Count the lines in the records below that contain the string "header", treating upper and lower case as different. Reply with the number only.

- [ROWS]

──────

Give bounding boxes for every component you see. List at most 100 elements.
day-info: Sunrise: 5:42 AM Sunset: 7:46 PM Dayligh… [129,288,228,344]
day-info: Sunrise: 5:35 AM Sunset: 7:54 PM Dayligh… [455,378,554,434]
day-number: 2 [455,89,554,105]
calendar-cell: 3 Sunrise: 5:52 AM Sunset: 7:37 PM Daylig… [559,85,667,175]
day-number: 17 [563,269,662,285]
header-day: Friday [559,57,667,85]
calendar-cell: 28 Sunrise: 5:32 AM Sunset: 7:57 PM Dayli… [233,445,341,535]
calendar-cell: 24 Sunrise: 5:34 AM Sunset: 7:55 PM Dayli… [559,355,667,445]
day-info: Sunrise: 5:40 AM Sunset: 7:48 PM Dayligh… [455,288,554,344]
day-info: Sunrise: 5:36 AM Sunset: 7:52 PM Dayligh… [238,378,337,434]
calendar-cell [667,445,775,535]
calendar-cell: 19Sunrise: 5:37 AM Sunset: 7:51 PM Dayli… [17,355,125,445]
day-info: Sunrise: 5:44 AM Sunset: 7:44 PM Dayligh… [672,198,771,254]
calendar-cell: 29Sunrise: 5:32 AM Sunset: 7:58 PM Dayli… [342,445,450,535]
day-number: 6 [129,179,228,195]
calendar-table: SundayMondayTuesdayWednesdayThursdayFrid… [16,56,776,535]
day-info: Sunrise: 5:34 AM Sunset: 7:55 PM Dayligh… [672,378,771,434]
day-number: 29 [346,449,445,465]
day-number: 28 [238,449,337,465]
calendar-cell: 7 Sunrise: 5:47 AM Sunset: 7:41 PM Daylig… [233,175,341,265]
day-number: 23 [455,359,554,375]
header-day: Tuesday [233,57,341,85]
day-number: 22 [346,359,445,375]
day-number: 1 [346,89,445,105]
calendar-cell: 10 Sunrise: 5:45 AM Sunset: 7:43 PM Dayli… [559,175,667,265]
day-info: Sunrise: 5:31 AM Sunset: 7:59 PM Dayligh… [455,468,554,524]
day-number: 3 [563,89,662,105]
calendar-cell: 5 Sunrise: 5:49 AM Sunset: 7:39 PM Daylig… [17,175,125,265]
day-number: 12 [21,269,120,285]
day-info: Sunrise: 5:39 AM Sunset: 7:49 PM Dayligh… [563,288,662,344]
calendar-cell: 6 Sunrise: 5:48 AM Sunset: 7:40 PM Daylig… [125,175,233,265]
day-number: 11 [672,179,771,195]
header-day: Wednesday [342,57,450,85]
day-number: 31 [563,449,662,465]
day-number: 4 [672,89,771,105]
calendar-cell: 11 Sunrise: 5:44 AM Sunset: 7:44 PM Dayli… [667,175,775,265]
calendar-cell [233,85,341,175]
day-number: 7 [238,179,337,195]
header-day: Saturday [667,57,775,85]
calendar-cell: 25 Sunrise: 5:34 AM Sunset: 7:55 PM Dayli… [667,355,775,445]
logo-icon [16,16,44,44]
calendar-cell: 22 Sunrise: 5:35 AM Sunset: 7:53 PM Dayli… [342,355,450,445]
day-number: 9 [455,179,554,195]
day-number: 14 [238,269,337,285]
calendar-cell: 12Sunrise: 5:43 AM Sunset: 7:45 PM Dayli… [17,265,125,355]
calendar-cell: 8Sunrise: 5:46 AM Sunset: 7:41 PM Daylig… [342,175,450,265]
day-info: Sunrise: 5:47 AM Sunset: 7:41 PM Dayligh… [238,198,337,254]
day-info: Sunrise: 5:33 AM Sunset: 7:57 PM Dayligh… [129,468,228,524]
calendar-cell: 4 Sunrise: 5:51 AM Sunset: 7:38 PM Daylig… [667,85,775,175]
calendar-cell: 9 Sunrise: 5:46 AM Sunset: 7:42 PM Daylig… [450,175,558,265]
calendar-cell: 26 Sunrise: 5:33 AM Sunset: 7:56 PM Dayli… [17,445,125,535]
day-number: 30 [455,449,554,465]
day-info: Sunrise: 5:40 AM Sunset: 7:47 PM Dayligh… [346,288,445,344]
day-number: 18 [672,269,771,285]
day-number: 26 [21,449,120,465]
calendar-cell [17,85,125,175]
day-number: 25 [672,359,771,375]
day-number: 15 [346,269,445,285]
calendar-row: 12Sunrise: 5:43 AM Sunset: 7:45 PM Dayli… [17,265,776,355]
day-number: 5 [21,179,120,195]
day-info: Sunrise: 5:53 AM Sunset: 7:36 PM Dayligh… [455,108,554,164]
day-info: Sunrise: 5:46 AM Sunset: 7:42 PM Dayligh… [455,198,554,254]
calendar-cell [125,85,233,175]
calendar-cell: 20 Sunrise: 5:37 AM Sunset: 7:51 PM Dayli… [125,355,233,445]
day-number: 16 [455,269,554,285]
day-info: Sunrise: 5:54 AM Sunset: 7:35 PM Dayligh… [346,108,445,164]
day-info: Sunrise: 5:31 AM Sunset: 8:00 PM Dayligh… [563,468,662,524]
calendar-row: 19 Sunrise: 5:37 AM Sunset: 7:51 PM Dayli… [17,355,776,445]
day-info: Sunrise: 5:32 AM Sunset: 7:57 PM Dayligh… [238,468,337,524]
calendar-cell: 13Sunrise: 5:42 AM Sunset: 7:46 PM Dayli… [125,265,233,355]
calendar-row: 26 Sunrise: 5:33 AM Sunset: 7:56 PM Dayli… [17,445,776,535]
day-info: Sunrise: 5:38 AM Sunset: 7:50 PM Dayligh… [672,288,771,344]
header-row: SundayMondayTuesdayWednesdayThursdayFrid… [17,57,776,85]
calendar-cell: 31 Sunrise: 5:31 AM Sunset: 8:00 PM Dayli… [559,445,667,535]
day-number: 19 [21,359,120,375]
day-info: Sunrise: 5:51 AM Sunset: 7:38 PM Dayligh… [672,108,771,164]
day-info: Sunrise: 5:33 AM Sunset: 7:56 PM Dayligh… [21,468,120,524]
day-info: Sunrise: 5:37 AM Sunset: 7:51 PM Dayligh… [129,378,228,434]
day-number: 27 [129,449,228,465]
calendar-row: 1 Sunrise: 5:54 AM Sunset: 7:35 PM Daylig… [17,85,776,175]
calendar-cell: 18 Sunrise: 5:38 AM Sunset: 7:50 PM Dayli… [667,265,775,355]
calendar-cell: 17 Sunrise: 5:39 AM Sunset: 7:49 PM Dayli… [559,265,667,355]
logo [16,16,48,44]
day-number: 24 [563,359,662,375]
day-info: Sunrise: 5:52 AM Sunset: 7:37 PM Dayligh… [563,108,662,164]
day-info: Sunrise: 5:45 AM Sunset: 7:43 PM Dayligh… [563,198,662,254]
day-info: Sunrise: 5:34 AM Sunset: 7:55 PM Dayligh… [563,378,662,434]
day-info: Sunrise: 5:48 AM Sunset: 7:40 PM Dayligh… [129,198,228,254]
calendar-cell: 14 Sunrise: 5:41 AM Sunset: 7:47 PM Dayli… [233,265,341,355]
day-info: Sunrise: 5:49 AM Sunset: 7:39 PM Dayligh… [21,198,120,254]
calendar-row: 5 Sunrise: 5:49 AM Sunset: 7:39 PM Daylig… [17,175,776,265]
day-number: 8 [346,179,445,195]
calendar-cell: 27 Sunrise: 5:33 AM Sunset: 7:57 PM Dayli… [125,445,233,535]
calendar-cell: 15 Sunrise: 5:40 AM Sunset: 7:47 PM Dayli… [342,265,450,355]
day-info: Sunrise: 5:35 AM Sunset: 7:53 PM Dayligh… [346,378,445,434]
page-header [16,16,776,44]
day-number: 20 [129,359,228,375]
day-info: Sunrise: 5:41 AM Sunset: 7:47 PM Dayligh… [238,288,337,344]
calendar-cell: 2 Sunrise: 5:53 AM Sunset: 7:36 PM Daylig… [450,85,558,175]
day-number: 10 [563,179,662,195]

──────

- [TASK OUTPUT] 6